Task brief » Transcribe every line exactly. Leave the pictures behind.

Given information »
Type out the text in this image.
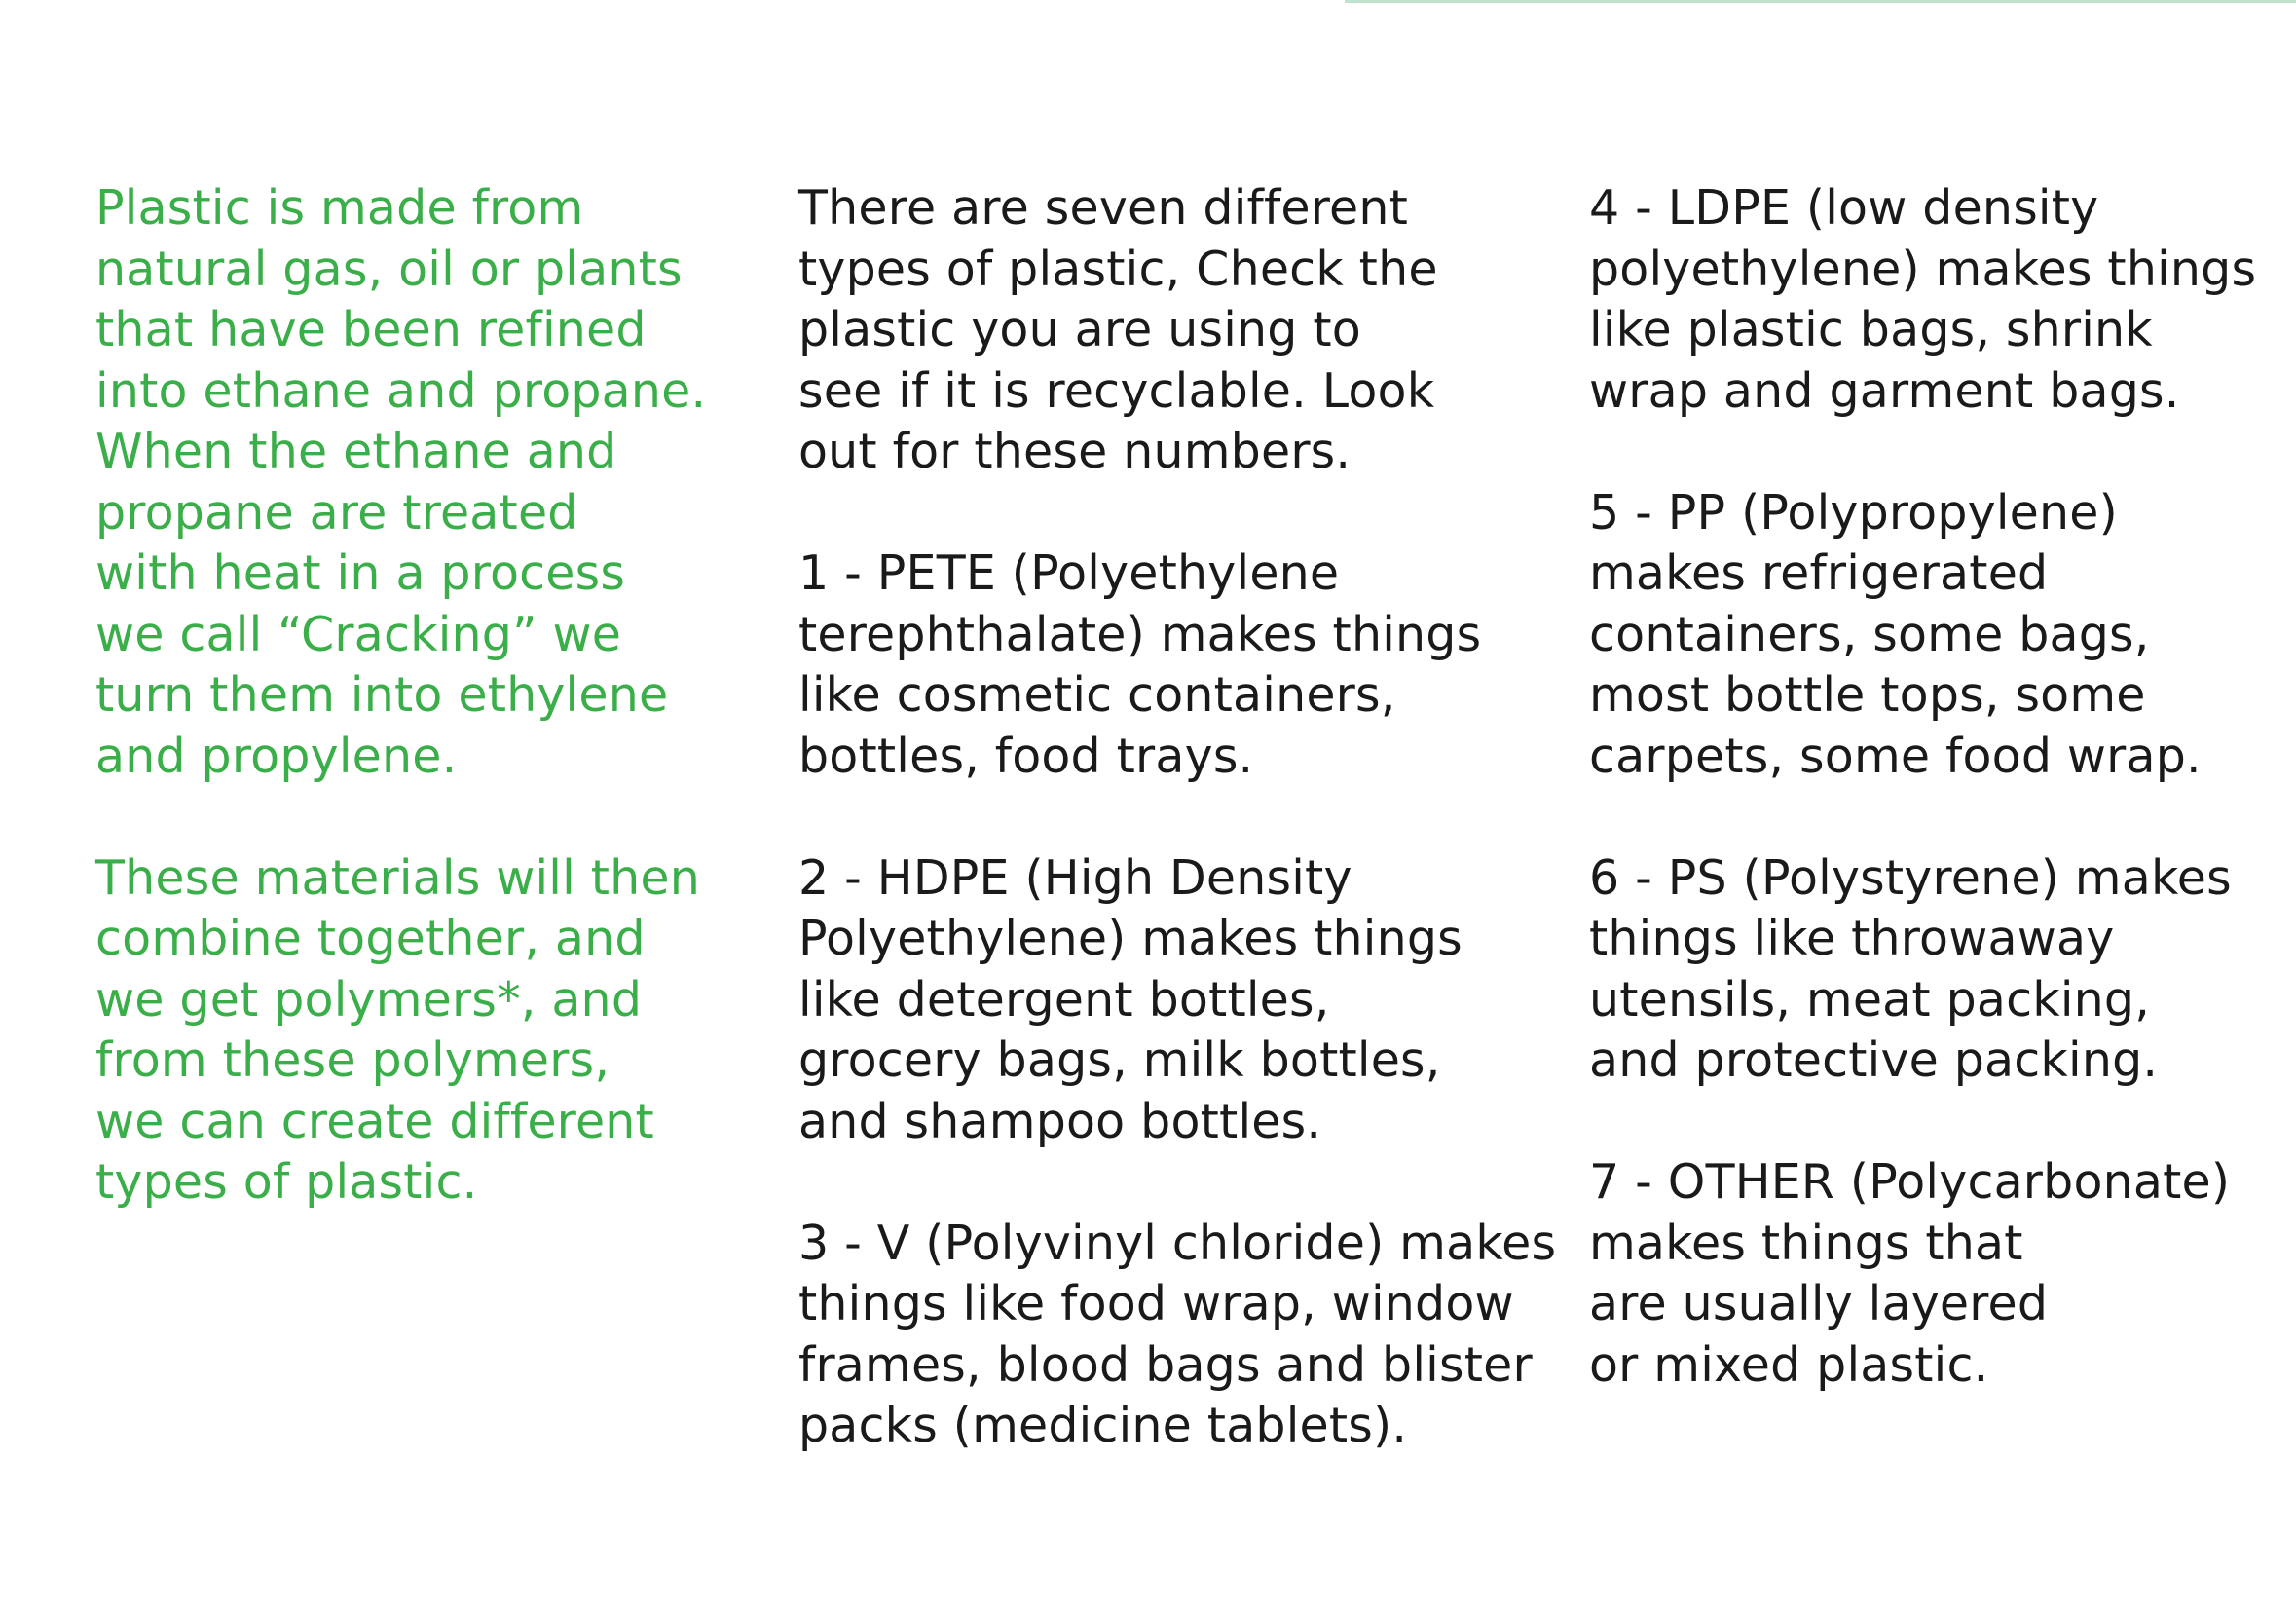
Plastic is made from
natural gas, oil or plants
that have been refined
into ethane and propane.
When the ethane and
propane are treated
with heat in a process
we call “Cracking” we
turn them into ethylene
and propylene.

These materials will then
combine together, and
we get polymers*, and
from these polymers,
we can create different
types of plastic.

There are seven different
types of plastic, Check the
plastic you are using to
see if it is recyclable. Look
out for these numbers.

1 - PETE (Polyethylene
terephthalate) makes things
like cosmetic containers,
bottles, food trays.

2 - HDPE (High Density
Polyethylene) makes things
like detergent bottles,
grocery bags, milk bottles,
and shampoo bottles.

3 - V (Polyvinyl chloride) makes
things like food wrap, window
frames, blood bags and blister
packs (medicine tablets).

4 - LDPE (low density
polyethylene) makes things
like plastic bags, shrink
wrap and garment bags.

5 - PP (Polypropylene)
makes refrigerated
containers, some bags,
most bottle tops, some
carpets, some food wrap.

6 - PS (Polystyrene) makes
things like throwaway
utensils, meat packing,
and protective packing.

7 - OTHER (Polycarbonate)
makes things that
are usually layered
or mixed plastic.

Answer below »
Type out the text in this image.
Plastic is made from
natural gas, oil or plants
that have been refined
into ethane and propane.
When the ethane and
propane are treated
with heat in a process
we call “Cracking” we
turn them into ethylene
and propylene.

These materials will then
combine together, and
we get polymers*, and
from these polymers,
we can create different
types of plastic.

There are seven different
types of plastic, Check the
plastic you are using to
see if it is recyclable. Look
out for these numbers.

1 - PETE (Polyethylene
terephthalate) makes things
like cosmetic containers,
bottles, food trays.

2 - HDPE (High Density
Polyethylene) makes things
like detergent bottles,
grocery bags, milk bottles,
and shampoo bottles.

3 - V (Polyvinyl chloride) makes
things like food wrap, window
frames, blood bags and blister
packs (medicine tablets).

4 - LDPE (low density
polyethylene) makes things
like plastic bags, shrink
wrap and garment bags.

5 - PP (Polypropylene)
makes refrigerated
containers, some bags,
most bottle tops, some
carpets, some food wrap.

6 - PS (Polystyrene) makes
things like throwaway
utensils, meat packing,
and protective packing.

7 - OTHER (Polycarbonate)
makes things that
are usually layered
or mixed plastic.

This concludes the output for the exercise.